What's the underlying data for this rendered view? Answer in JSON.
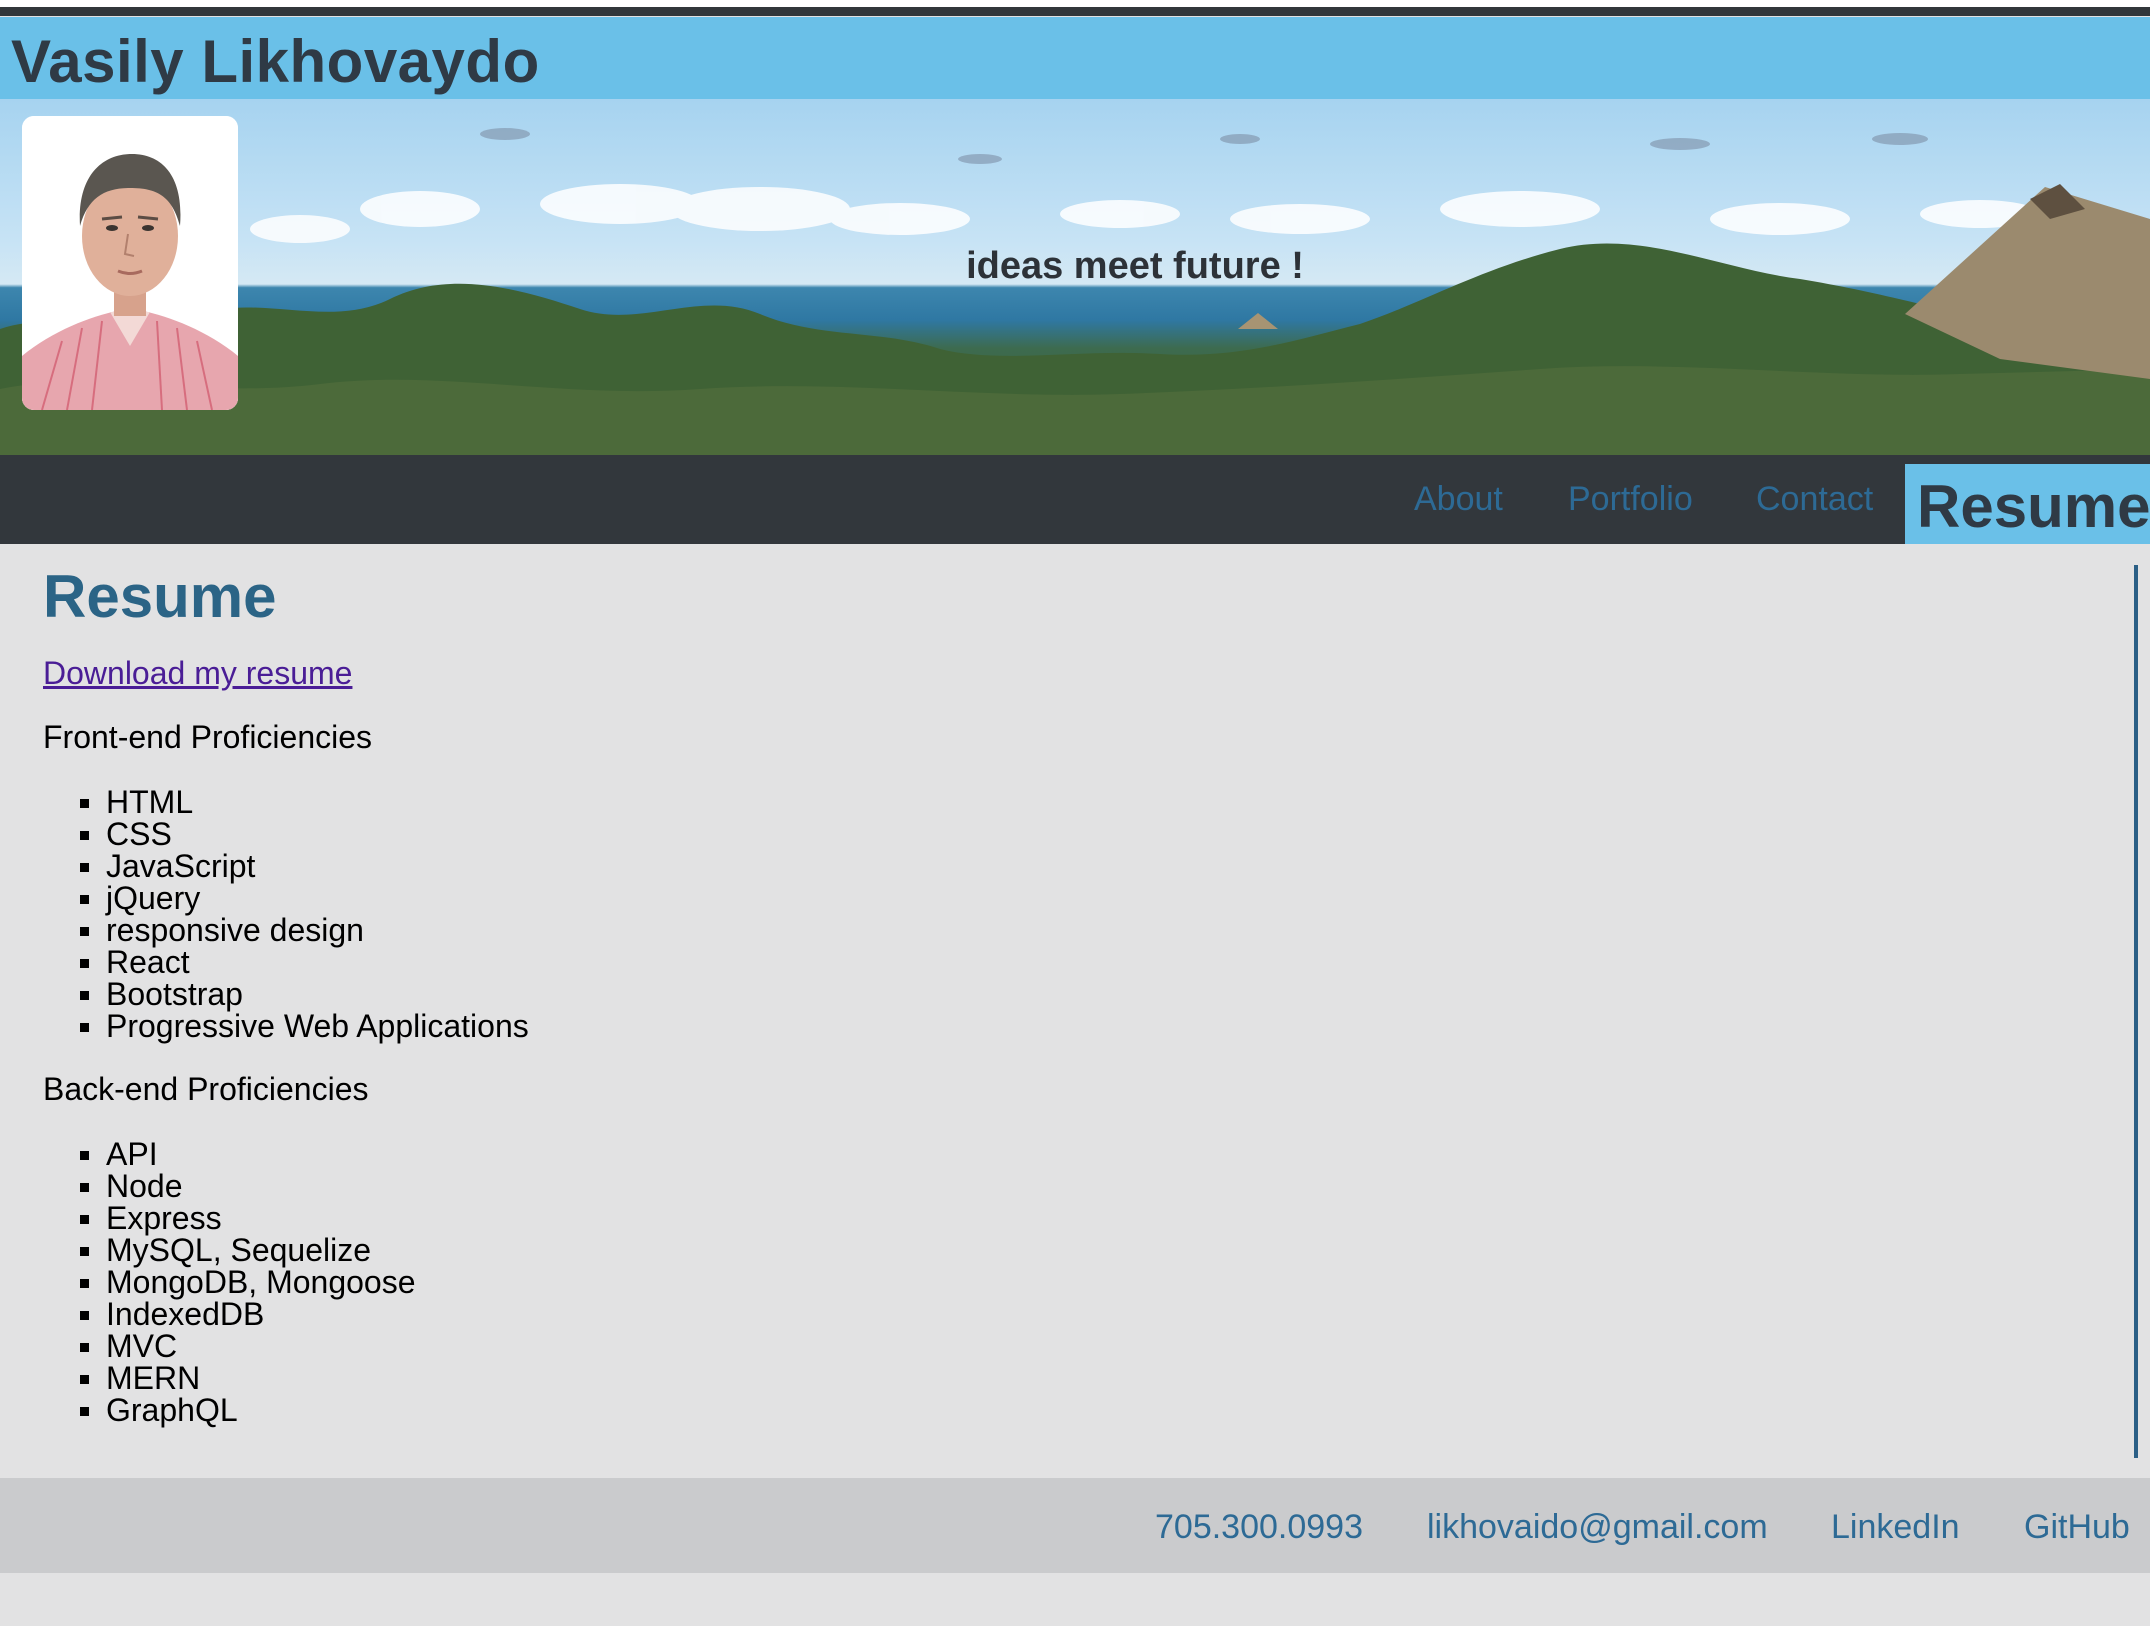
{
  "header": {
    "site_title": "Vasily Likhovaydo"
  },
  "hero": {
    "tagline": "ideas meet future !"
  },
  "nav": {
    "about": "About",
    "portfolio": "Portfolio",
    "contact": "Contact",
    "resume_active": "Resume"
  },
  "main": {
    "title": "Resume",
    "download_link": "Download my resume",
    "frontend": {
      "heading": "Front-end Proficiencies",
      "items": [
        "HTML",
        "CSS",
        "JavaScript",
        "jQuery",
        "responsive design",
        "React",
        "Bootstrap",
        "Progressive Web Applications"
      ]
    },
    "backend": {
      "heading": "Back-end Proficiencies",
      "items": [
        "API",
        "Node",
        "Express",
        "MySQL, Sequelize",
        "MongoDB, Mongoose",
        "IndexedDB",
        "MVC",
        "MERN",
        "GraphQL"
      ]
    }
  },
  "footer": {
    "phone": "705.300.0993",
    "email": "likhovaido@gmail.com",
    "linkedin": "LinkedIn",
    "github": "GitHub"
  },
  "colors": {
    "header_bg": "#6ac0e8",
    "nav_bg": "#32373c",
    "link_blue": "#2d6a95",
    "page_bg": "#e2e2e3",
    "footer_bg": "#cacbcd"
  }
}
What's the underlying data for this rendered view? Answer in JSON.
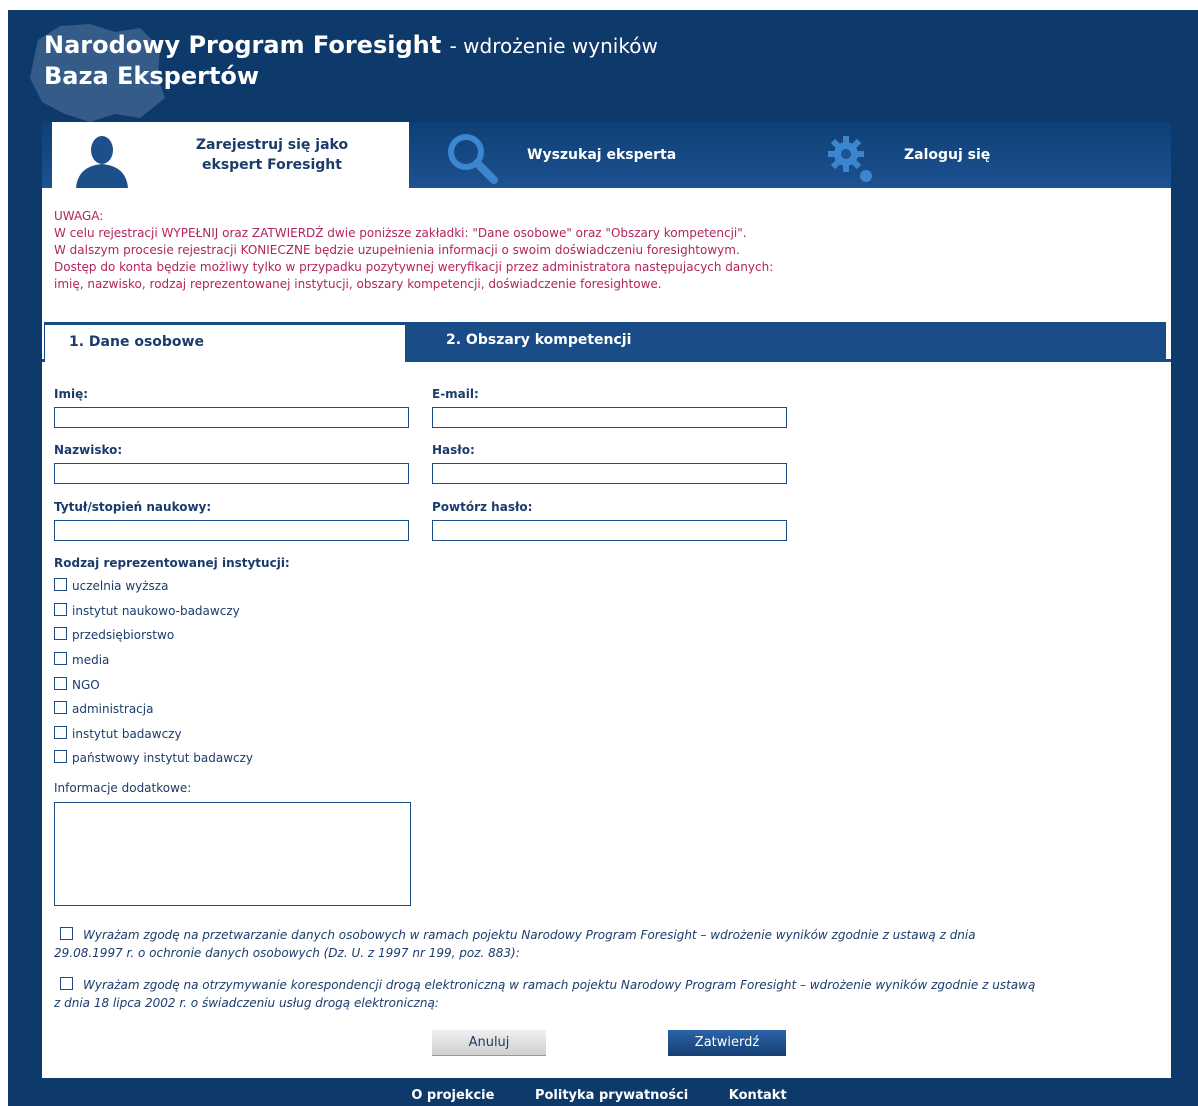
{
  "header": {
    "title": "Narodowy Program Foresight",
    "subtitle": "- wdrożenie wyników",
    "title_line2": "Baza Ekspertów"
  },
  "top_tabs": [
    {
      "label_line1": "Zarejestruj się jako",
      "label_line2": "ekspert Foresight",
      "icon": "user-icon",
      "active": true
    },
    {
      "label": "Wyszukaj eksperta",
      "icon": "search-icon",
      "active": false
    },
    {
      "label": "Zaloguj się",
      "icon": "gear-icon",
      "active": false
    }
  ],
  "notice": {
    "lines": [
      "UWAGA:",
      "W celu rejestracji WYPEŁNIJ oraz ZATWIERDŹ dwie poniższe zakładki: \"Dane osobowe\" oraz \"Obszary kompetencji\".",
      "W dalszym procesie rejestracji KONIECZNE będzie uzupełnienia informacji o swoim doświadczeniu foresightowym.",
      "Dostęp do konta będzie możliwy tylko w przypadku pozytywnej weryfikacji przez administratora następujacych danych:",
      "imię, nazwisko, rodzaj reprezentowanej instytucji, obszary kompetencji, doświadczenie foresightowe."
    ]
  },
  "sub_tabs": [
    "1. Dane osobowe",
    "2. Obszary kompetencji"
  ],
  "form": {
    "first_name_label": "Imię:",
    "last_name_label": "Nazwisko:",
    "title_label": "Tytuł/stopień naukowy:",
    "email_label": "E-mail:",
    "password_label": "Hasło:",
    "repeat_password_label": "Powtórz hasło:",
    "institution_label": "Rodzaj reprezentowanej instytucji:",
    "institution_options": [
      "uczelnia wyższa",
      "instytut naukowo-badawczy",
      "przedsiębiorstwo",
      "media",
      "NGO",
      "administracja",
      "instytut badawczy",
      "państwowy instytut badawczy"
    ],
    "additional_info_label": "Informacje dodatkowe:",
    "consent1_line1": "Wyrażam zgodę na przetwarzanie danych osobowych w ramach pojektu Narodowy Program Foresight – wdrożenie wyników zgodnie z ustawą z dnia",
    "consent1_line2": "29.08.1997 r. o ochronie danych osobowych (Dz. U. z 1997 nr 199, poz. 883):",
    "consent2_line1": "Wyrażam zgodę na otrzymywanie korespondencji drogą elektroniczną w ramach pojektu Narodowy Program Foresight – wdrożenie wyników zgodnie z ustawą",
    "consent2_line2": "z dnia 18 lipca 2002 r. o świadczeniu usług drogą elektroniczną:",
    "cancel_label": "Anuluj",
    "submit_label": "Zatwierdź"
  },
  "footer": [
    "O projekcie",
    "Polityka prywatności",
    "Kontakt"
  ],
  "colors": {
    "navy": "#0e3a6b",
    "notice": "#b2245e",
    "text": "#1b3c6b"
  }
}
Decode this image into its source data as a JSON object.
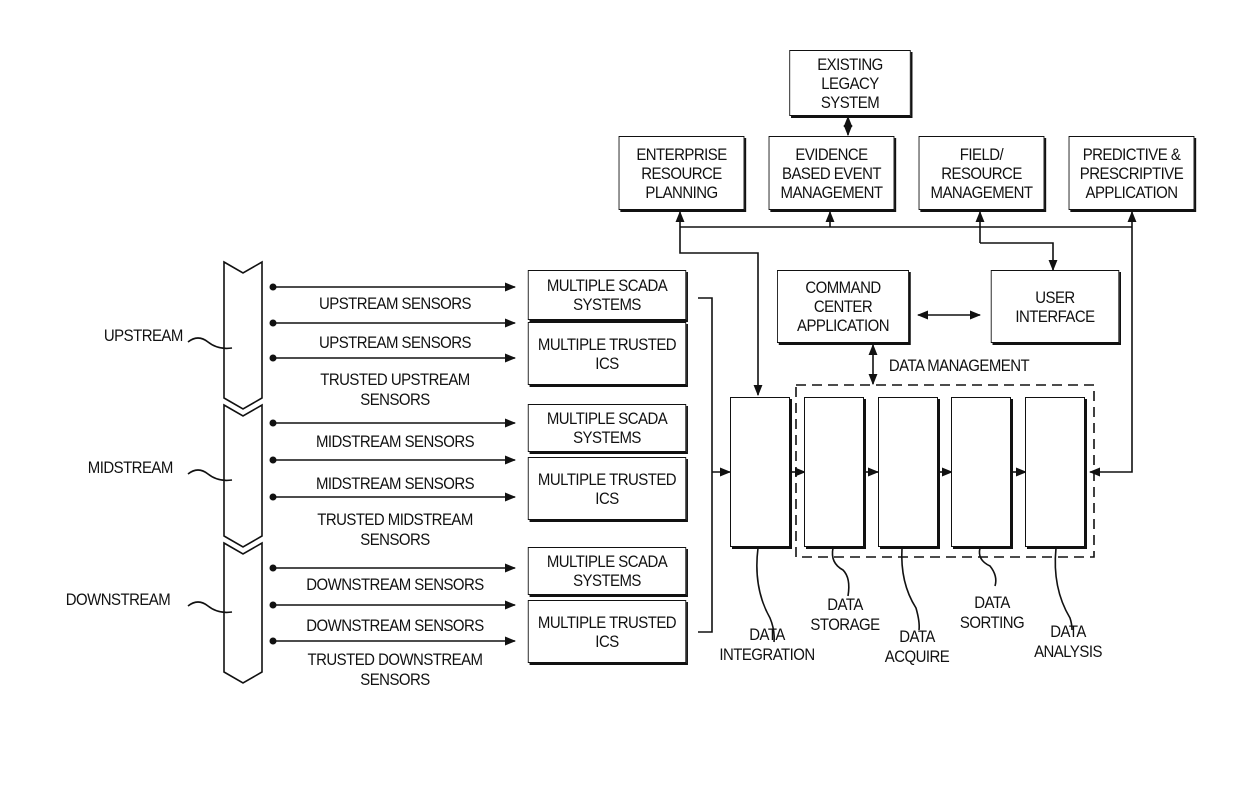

--

§ **WORK TO COMPLETE**
Extract every line of the data exactly; pictures stay out.

§ **OUTPUT OF THE TASK**
What's the underlying data for this rendered view? Answer in JSON.
{
  "header": {
    "site_title": "Vasily Likhovaydo"
  },
  "hero": {
    "tagline": "ideas meet future !"
  },
  "nav": {
    "about": "About",
    "portfolio": "Portfolio",
    "contact": "Contact",
    "resume_active": "Resume"
  },
  "main": {
    "title": "Resume",
    "download_link": "Download my resume",
    "frontend": {
      "heading": "Front-end Proficiencies",
      "items": [
        "HTML",
        "CSS",
        "JavaScript",
        "jQuery",
        "responsive design",
        "React",
        "Bootstrap",
        "Progressive Web Applications"
      ]
    },
    "backend": {
      "heading": "Back-end Proficiencies",
      "items": [
        "API",
        "Node",
        "Express",
        "MySQL, Sequelize",
        "MongoDB, Mongoose",
        "IndexedDB",
        "MVC",
        "MERN",
        "GraphQL"
      ]
    }
  },
  "footer": {
    "phone": "705.300.0993",
    "email": "likhovaido@gmail.com",
    "linkedin": "LinkedIn",
    "github": "GitHub"
  },
  "colors": {
    "header_bg": "#6ac0e8",
    "nav_bg": "#32373c",
    "link_blue": "#2d6a95",
    "page_bg": "#e2e2e3",
    "footer_bg": "#cacbcd"
  }
}
What's the underlying data for this rendered view? Answer in JSON.
{
  "header": {
    "title": "Narodowy Program Foresight",
    "subtitle": "- wdrożenie wyników",
    "title_line2": "Baza Ekspertów"
  },
  "top_tabs": [
    {
      "label_line1": "Zarejestruj się jako",
      "label_line2": "ekspert Foresight",
      "icon": "user-icon",
      "active": true
    },
    {
      "label": "Wyszukaj eksperta",
      "icon": "search-icon",
      "active": false
    },
    {
      "label": "Zaloguj się",
      "icon": "gear-icon",
      "active": false
    }
  ],
  "notice": {
    "lines": [
      "UWAGA:",
      "W celu rejestracji WYPEŁNIJ oraz ZATWIERDŹ dwie poniższe zakładki: \"Dane osobowe\" oraz \"Obszary kompetencji\".",
      "W dalszym procesie rejestracji KONIECZNE będzie uzupełnienia informacji o swoim doświadczeniu foresightowym.",
      "Dostęp do konta będzie możliwy tylko w przypadku pozytywnej weryfikacji przez administratora następujacych danych:",
      "imię, nazwisko, rodzaj reprezentowanej instytucji, obszary kompetencji, doświadczenie foresightowe."
    ]
  },
  "sub_tabs": [
    "1. Dane osobowe",
    "2. Obszary kompetencji"
  ],
  "form": {
    "first_name_label": "Imię:",
    "last_name_label": "Nazwisko:",
    "title_label": "Tytuł/stopień naukowy:",
    "email_label": "E-mail:",
    "password_label": "Hasło:",
    "repeat_password_label": "Powtórz hasło:",
    "institution_label": "Rodzaj reprezentowanej instytucji:",
    "institution_options": [
      "uczelnia wyższa",
      "instytut naukowo-badawczy",
      "przedsiębiorstwo",
      "media",
      "NGO",
      "administracja",
      "instytut badawczy",
      "państwowy instytut badawczy"
    ],
    "additional_info_label": "Informacje dodatkowe:",
    "consent1_line1": "Wyrażam zgodę na przetwarzanie danych osobowych w ramach pojektu Narodowy Program Foresight – wdrożenie wyników zgodnie z ustawą z dnia",
    "consent1_line2": "29.08.1997 r. o ochronie danych osobowych (Dz. U. z 1997 nr 199, poz. 883):",
    "consent2_line1": "Wyrażam zgodę na otrzymywanie korespondencji drogą elektroniczną w ramach pojektu Narodowy Program Foresight – wdrożenie wyników zgodnie z ustawą",
    "consent2_line2": "z dnia 18 lipca 2002 r. o świadczeniu usług drogą elektroniczną:",
    "cancel_label": "Anuluj",
    "submit_label": "Zatwierdź"
  },
  "footer": [
    "O projekcie",
    "Polityka prywatności",
    "Kontakt"
  ],
  "colors": {
    "navy": "#0e3a6b",
    "notice": "#b2245e",
    "text": "#1b3c6b"
  }
}
Decode this image into its source data as a JSON object.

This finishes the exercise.